→ **EXERCISE DIRECTIONS**: In the listing below, count the lines containing the string "powder" and state only the number.

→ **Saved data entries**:
## begin

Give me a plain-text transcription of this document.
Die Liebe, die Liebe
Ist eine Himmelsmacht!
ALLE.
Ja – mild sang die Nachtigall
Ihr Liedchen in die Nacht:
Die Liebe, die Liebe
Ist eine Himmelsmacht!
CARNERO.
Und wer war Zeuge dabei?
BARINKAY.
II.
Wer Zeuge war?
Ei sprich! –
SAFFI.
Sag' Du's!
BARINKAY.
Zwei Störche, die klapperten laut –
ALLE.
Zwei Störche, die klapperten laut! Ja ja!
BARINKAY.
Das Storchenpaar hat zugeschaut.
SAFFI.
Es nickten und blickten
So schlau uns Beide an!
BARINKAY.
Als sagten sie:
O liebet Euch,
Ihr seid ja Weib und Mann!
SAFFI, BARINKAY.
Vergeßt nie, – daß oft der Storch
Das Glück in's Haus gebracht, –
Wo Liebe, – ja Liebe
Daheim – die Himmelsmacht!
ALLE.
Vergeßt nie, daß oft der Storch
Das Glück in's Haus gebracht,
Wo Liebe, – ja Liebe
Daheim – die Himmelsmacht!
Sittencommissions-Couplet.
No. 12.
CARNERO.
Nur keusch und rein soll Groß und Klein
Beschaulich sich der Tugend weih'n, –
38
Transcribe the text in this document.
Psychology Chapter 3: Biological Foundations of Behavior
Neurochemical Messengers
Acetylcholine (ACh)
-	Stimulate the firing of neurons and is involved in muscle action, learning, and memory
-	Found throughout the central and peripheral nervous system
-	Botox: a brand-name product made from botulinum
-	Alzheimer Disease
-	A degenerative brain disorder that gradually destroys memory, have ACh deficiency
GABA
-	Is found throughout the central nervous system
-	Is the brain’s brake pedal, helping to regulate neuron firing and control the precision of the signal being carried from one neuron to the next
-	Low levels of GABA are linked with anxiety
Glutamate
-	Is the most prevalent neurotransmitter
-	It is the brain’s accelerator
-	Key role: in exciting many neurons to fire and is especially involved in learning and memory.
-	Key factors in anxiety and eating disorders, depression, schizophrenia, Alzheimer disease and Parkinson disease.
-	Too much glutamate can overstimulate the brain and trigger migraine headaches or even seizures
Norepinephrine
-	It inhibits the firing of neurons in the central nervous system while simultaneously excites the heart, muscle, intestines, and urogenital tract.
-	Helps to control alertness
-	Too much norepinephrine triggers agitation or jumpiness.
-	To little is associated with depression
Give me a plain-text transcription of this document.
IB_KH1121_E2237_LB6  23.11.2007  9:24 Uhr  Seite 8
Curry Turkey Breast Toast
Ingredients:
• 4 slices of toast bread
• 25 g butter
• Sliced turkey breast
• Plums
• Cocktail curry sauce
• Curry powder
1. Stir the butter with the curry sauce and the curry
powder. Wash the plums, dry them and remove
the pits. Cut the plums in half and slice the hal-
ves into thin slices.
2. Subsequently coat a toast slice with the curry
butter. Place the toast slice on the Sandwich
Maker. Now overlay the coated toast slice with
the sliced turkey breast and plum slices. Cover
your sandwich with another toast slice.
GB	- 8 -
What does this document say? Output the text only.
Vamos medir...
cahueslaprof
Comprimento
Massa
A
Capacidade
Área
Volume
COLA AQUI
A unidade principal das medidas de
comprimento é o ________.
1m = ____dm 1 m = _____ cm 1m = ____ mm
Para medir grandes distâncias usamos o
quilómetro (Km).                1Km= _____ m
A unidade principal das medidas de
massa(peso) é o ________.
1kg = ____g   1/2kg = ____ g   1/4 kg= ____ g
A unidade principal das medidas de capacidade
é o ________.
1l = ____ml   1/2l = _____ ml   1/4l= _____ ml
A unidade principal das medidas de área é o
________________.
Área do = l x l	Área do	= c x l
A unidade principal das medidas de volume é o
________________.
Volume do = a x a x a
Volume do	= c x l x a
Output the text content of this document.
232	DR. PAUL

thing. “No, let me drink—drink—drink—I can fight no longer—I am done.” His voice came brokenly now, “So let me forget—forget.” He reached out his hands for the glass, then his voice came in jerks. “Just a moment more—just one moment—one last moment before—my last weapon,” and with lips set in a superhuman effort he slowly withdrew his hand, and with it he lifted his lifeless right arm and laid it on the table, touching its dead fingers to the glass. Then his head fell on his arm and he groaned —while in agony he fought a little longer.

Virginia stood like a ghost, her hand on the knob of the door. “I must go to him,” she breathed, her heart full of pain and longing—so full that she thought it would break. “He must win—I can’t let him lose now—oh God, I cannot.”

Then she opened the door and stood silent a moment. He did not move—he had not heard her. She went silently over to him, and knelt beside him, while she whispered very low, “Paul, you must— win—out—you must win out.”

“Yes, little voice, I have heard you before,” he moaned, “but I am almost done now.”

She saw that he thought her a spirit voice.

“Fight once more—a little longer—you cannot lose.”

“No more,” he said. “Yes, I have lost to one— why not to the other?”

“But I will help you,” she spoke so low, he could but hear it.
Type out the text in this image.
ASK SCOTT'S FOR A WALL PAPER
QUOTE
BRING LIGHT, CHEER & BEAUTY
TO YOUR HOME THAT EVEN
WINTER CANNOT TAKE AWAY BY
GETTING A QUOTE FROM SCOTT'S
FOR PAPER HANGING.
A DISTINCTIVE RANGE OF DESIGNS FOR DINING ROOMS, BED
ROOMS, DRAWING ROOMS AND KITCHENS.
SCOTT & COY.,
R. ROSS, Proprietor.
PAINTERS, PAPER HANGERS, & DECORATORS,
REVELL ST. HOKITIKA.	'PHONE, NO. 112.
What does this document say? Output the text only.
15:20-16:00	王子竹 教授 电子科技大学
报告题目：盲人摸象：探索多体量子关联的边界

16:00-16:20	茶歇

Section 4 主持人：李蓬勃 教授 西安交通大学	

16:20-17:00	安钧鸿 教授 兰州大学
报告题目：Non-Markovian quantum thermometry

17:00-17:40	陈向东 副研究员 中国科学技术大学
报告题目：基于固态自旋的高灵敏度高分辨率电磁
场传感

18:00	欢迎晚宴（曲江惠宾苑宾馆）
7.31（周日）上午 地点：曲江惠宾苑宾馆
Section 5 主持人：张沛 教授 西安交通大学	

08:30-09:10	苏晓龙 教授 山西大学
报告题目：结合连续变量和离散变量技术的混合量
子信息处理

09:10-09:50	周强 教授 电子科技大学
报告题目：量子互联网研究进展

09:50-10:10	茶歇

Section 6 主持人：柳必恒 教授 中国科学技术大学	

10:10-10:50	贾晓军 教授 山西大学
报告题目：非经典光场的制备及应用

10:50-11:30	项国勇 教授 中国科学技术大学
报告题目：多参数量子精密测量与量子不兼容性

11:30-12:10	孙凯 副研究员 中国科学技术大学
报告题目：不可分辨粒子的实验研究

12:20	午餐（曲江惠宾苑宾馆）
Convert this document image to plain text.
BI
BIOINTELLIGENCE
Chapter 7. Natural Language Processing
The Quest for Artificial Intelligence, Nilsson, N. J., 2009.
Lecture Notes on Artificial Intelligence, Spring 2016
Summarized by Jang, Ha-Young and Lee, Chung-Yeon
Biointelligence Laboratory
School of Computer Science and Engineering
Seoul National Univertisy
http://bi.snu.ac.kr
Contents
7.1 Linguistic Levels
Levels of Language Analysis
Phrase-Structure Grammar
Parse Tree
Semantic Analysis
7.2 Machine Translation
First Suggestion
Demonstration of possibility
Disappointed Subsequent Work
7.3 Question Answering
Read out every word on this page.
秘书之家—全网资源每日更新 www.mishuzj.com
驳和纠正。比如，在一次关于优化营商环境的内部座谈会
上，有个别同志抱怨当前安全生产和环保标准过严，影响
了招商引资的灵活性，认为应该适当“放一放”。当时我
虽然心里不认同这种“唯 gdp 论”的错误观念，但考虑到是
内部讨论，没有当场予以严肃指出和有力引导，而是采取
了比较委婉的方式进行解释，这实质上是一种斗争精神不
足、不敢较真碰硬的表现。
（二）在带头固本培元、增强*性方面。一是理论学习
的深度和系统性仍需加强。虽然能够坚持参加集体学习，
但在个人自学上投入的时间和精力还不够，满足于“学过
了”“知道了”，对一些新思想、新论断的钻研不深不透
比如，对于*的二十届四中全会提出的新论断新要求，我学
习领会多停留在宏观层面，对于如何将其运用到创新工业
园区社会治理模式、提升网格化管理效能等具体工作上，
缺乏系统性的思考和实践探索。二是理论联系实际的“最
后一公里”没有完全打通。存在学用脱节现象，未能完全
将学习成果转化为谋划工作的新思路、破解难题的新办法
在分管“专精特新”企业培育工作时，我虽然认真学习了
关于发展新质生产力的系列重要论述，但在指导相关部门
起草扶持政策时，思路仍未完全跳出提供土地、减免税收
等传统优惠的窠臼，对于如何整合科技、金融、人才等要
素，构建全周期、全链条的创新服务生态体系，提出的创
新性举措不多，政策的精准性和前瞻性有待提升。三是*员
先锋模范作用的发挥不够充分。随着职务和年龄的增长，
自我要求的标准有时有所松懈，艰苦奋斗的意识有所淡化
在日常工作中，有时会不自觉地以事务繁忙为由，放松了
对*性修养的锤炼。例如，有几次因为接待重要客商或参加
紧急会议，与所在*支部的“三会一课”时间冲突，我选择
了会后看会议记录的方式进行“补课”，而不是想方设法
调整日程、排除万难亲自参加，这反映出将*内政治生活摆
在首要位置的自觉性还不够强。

## end

→ **FULL RESPONSE**: 2